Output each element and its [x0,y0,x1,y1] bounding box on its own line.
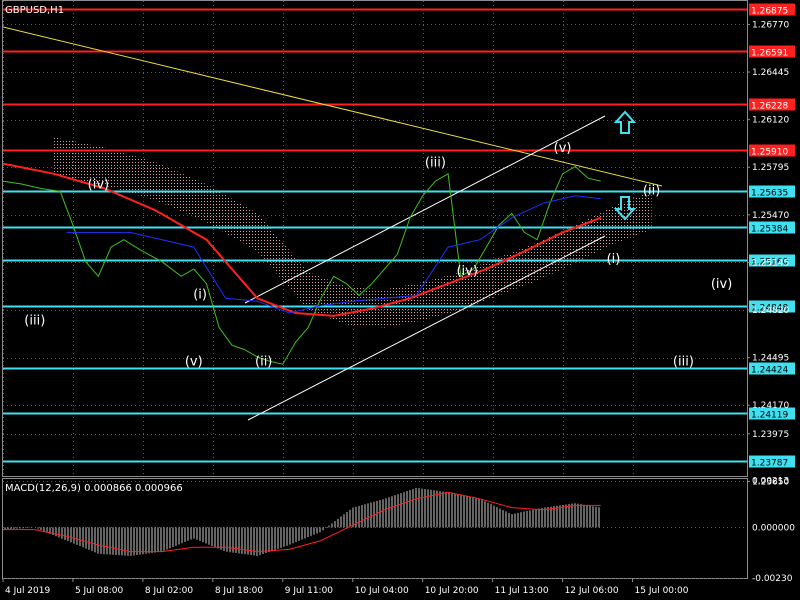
time-tick-label: 10 Jul 04:00 [355,586,409,596]
time-tick-label: 15 Jul 00:00 [635,586,689,596]
level-label: 1.26228 [751,102,788,112]
price-tick-label: 1.24495 [752,354,789,364]
wave-label: (v) [185,355,203,370]
macd-tick-label: -0.00230 [752,574,793,584]
time-tick-label: 8 Jul 18:00 [215,586,264,596]
level-label: 1.25384 [751,225,788,235]
level-label: 1.24424 [751,366,788,376]
level-label: 1.25635 [751,189,788,199]
time-tick-label: 9 Jul 11:00 [285,586,334,596]
level-label: 1.26875 [751,7,788,17]
time-tick-label: 11 Jul 13:00 [495,586,549,596]
wave-label: (iii) [24,314,45,329]
macd-tick-label: 0.000000 [752,523,795,533]
time-tick-label: 4 Jul 2019 [5,586,50,596]
level-label: 1.25910 [751,148,788,158]
price-tick-label: 1.25145 [752,258,789,268]
time-tick-label: 8 Jul 02:00 [145,586,194,596]
time-tick-label: 10 Jul 20:00 [425,586,479,596]
wave-label: (iv) [456,264,477,279]
level-label: 1.26591 [751,49,788,59]
main-chart-title: GBPUSD,H1 [5,5,64,16]
macd-tick-label: 0.00213 [752,477,789,487]
price-chart: 1.26875 1.26591 1.26228 1.25910 1.25635 1.253… [0,0,800,600]
price-tick-label: 1.25470 [752,211,789,221]
wave-label: (iv) [711,277,732,292]
price-tick-label: 1.23975 [752,430,789,440]
wave-label: (iii) [425,156,446,171]
price-tick-label: 1.24820 [752,306,789,316]
time-tick-label: 12 Jul 06:00 [565,586,619,596]
wave-label: (iv) [88,177,109,192]
wave-label: (v) [554,141,572,156]
time-tick-label: 5 Jul 08:00 [75,586,124,596]
wave-label: (ii) [255,355,272,370]
macd-title: MACD(12,26,9) 0.000866 0.000966 [5,483,183,494]
price-tick-label: 1.24170 [752,401,789,411]
level-label: 1.24119 [751,411,788,421]
price-tick-label: 1.26770 [752,20,789,30]
wave-label: (ii) [643,183,660,198]
price-tick-label: 1.26445 [752,68,789,78]
wave-label: (iii) [673,355,694,370]
wave-label: (i) [193,287,207,302]
price-tick-label: 1.25795 [752,163,789,173]
level-label: 1.23787 [751,459,788,469]
price-tick-label: 1.26120 [752,116,789,126]
wave-label: (i) [607,252,621,267]
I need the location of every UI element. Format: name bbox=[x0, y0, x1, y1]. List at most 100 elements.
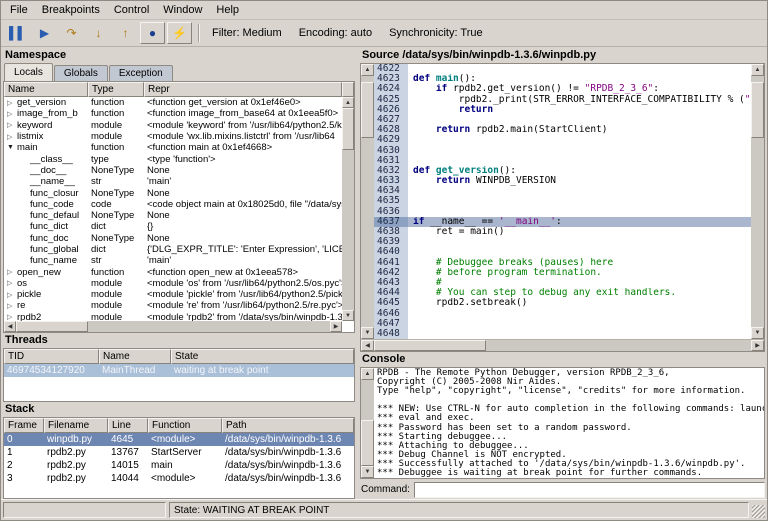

-------

Task brief:
Please pull out every line in the data above that contains the string "macd", and copy each of those lines unchanged. Matching is case-sensitive.

Result for this exercise:
macd-tick-label: -0.00230 [752,574,793,584]
macd-tick-label: 0.000000 [752,523,795,533]
macd-tick-label: 0.00213 [752,477,789,487]
macd-title: MACD(12,26,9) 0.000866 0.000966 [5,483,183,494]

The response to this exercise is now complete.